Exercise task » The records below must be output exactly, without pictures.

(Extracted records)
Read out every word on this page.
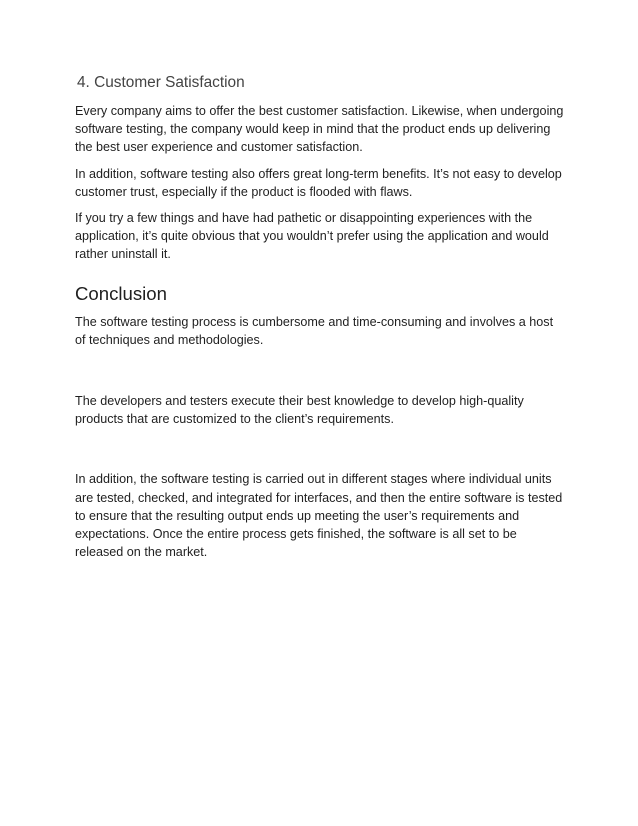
4. Customer Satisfaction

Every company aims to offer the best customer satisfaction. Likewise, when undergoing software testing, the company would keep in mind that the product ends up delivering the best user experience and customer satisfaction.

In addition, software testing also offers great long-term benefits. It’s not easy to develop customer trust, especially if the product is flooded with flaws.

If you try a few things and have had pathetic or disappointing experiences with the application, it’s quite obvious that you wouldn’t prefer using the application and would rather uninstall it.

Conclusion

The software testing process is cumbersome and time-consuming and involves a host of techniques and methodologies.

The developers and testers execute their best knowledge to develop high-quality products that are customized to the client’s requirements.

In addition, the software testing is carried out in different stages where individual units are tested, checked, and integrated for interfaces, and then the entire software is tested to ensure that the resulting output ends up meeting the user’s requirements and expectations. Once the entire process gets finished, the software is all set to be released on the market.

Expected answer »
Read out every word on this page.
4. Customer Satisfaction

Every company aims to offer the best customer satisfaction. Likewise, when undergoing software testing, the company would keep in mind that the product ends up delivering the best user experience and customer satisfaction.

In addition, software testing also offers great long-term benefits. It’s not easy to develop customer trust, especially if the product is flooded with flaws.

If you try a few things and have had pathetic or disappointing experiences with the application, it’s quite obvious that you wouldn’t prefer using the application and would rather uninstall it.

Conclusion

The software testing process is cumbersome and time-consuming and involves a host of techniques and methodologies.

The developers and testers execute their best knowledge to develop high-quality products that are customized to the client’s requirements.

In addition, the software testing is carried out in different stages where individual units are tested, checked, and integrated for interfaces, and then the entire software is tested to ensure that the resulting output ends up meeting the user’s requirements and expectations. Once the entire process gets finished, the software is all set to be released on the market.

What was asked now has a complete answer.